## AIM OF THE EXERCISE
Note each line that includes the word "checking". Copy those lines.

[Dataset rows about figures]

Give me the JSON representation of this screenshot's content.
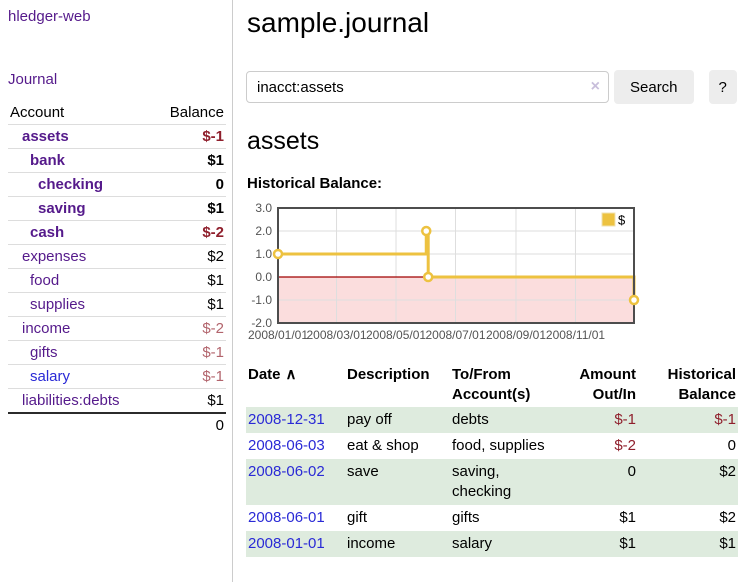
{
  "app": {
    "brand": "hledger-web"
  },
  "sidebar": {
    "nav_journal": "Journal",
    "accounts_table": {
      "headers": {
        "account": "Account",
        "balance": "Balance"
      },
      "rows": [
        {
          "label": "assets",
          "indent": 1,
          "bold": true,
          "link_tone": "visited",
          "balance": "$-1",
          "balance_tone": "neg-strong"
        },
        {
          "label": "bank",
          "indent": 2,
          "bold": true,
          "link_tone": "visited",
          "balance": "$1",
          "balance_tone": "plain"
        },
        {
          "label": "checking",
          "indent": 3,
          "bold": true,
          "link_tone": "visited",
          "balance": "0",
          "balance_tone": "plain"
        },
        {
          "label": "saving",
          "indent": 3,
          "bold": true,
          "link_tone": "visited",
          "balance": "$1",
          "balance_tone": "plain"
        },
        {
          "label": "cash",
          "indent": 2,
          "bold": true,
          "link_tone": "visited",
          "balance": "$-2",
          "balance_tone": "neg-strong"
        },
        {
          "label": "expenses",
          "indent": 1,
          "bold": false,
          "link_tone": "visited",
          "balance": "$2",
          "balance_tone": "plain"
        },
        {
          "label": "food",
          "indent": 2,
          "bold": false,
          "link_tone": "visited",
          "balance": "$1",
          "balance_tone": "plain"
        },
        {
          "label": "supplies",
          "indent": 2,
          "bold": false,
          "link_tone": "visited",
          "balance": "$1",
          "balance_tone": "plain"
        },
        {
          "label": "income",
          "indent": 1,
          "bold": false,
          "link_tone": "visited",
          "balance": "$-2",
          "balance_tone": "neg-muted"
        },
        {
          "label": "gifts",
          "indent": 2,
          "bold": false,
          "link_tone": "visited",
          "balance": "$-1",
          "balance_tone": "neg-muted"
        },
        {
          "label": "salary",
          "indent": 2,
          "bold": false,
          "link_tone": "unvisited",
          "balance": "$-1",
          "balance_tone": "neg-muted"
        },
        {
          "label": "liabilities:debts",
          "indent": 1,
          "bold": false,
          "link_tone": "visited",
          "balance": "$1",
          "balance_tone": "plain"
        }
      ],
      "total": "0"
    }
  },
  "header": {
    "title": "sample.journal"
  },
  "search": {
    "value": "inacct:assets",
    "clear_icon": "×",
    "search_button": "Search",
    "help_button": "?"
  },
  "account_page": {
    "heading": "assets",
    "chart_label": "Historical Balance:"
  },
  "chart_data": {
    "type": "line",
    "title": "Historical Balance:",
    "step": true,
    "xlim": [
      "2008/01/01",
      "2008/12/31"
    ],
    "ylim": [
      -2.0,
      3.0
    ],
    "x_ticks": [
      "2008/01/01",
      "2008/03/01",
      "2008/05/01",
      "2008/07/01",
      "2008/09/01",
      "2008/11/01"
    ],
    "y_ticks": [
      "3.0",
      "2.0",
      "1.0",
      "0.0",
      "-1.0",
      "-2.0"
    ],
    "series": [
      {
        "name": "$",
        "color": "#edc240",
        "points": [
          [
            "2008/01/01",
            1
          ],
          [
            "2008/06/01",
            2
          ],
          [
            "2008/06/03",
            0
          ],
          [
            "2008/12/31",
            -1
          ]
        ]
      }
    ],
    "legend": {
      "label": "$",
      "position": "top-right",
      "swatch_color": "#edc240"
    },
    "grid": true,
    "zero_line_color": "#a00000",
    "negative_region_color": "#fbdddd",
    "plot_border_color": "#4d4d4d",
    "grid_color": "#dedede",
    "axis_text_color": "#545454"
  },
  "register": {
    "sort_indicator": "∧",
    "headers": [
      {
        "label": "Date",
        "align": "left"
      },
      {
        "label": "Description",
        "align": "left"
      },
      {
        "label": "To/From Account(s)",
        "align": "left"
      },
      {
        "label": "Amount Out/In",
        "align": "right"
      },
      {
        "label": "Historical Balance",
        "align": "right"
      }
    ],
    "rows": [
      {
        "date": "2008-12-31",
        "description": "pay off",
        "accounts": "debts",
        "amount": "$-1",
        "amount_tone": "neg",
        "balance": "$-1",
        "balance_tone": "neg",
        "striped": true
      },
      {
        "date": "2008-06-03",
        "description": "eat & shop",
        "accounts": "food, supplies",
        "amount": "$-2",
        "amount_tone": "neg",
        "balance": "0",
        "balance_tone": "plain",
        "striped": false
      },
      {
        "date": "2008-06-02",
        "description": "save",
        "accounts": "saving, checking",
        "amount": "0",
        "amount_tone": "plain",
        "balance": "$2",
        "balance_tone": "plain",
        "striped": true
      },
      {
        "date": "2008-06-01",
        "description": "gift",
        "accounts": "gifts",
        "amount": "$1",
        "amount_tone": "plain",
        "balance": "$2",
        "balance_tone": "plain",
        "striped": false
      },
      {
        "date": "2008-01-01",
        "description": "income",
        "accounts": "salary",
        "amount": "$1",
        "amount_tone": "plain",
        "balance": "$1",
        "balance_tone": "plain",
        "striped": true
      }
    ]
  },
  "colors": {
    "link_visited_purple": "#551a8b",
    "link_blue": "#2a2ad6",
    "negative_strong": "#8f1f2c",
    "negative_muted": "#b2646c",
    "stripe_green": "#deebde",
    "chart_gold": "#edc240",
    "button_gray": "#ededed"
  }
}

## THE REPLY
          "label": "checking",
        "accounts": "saving, checking",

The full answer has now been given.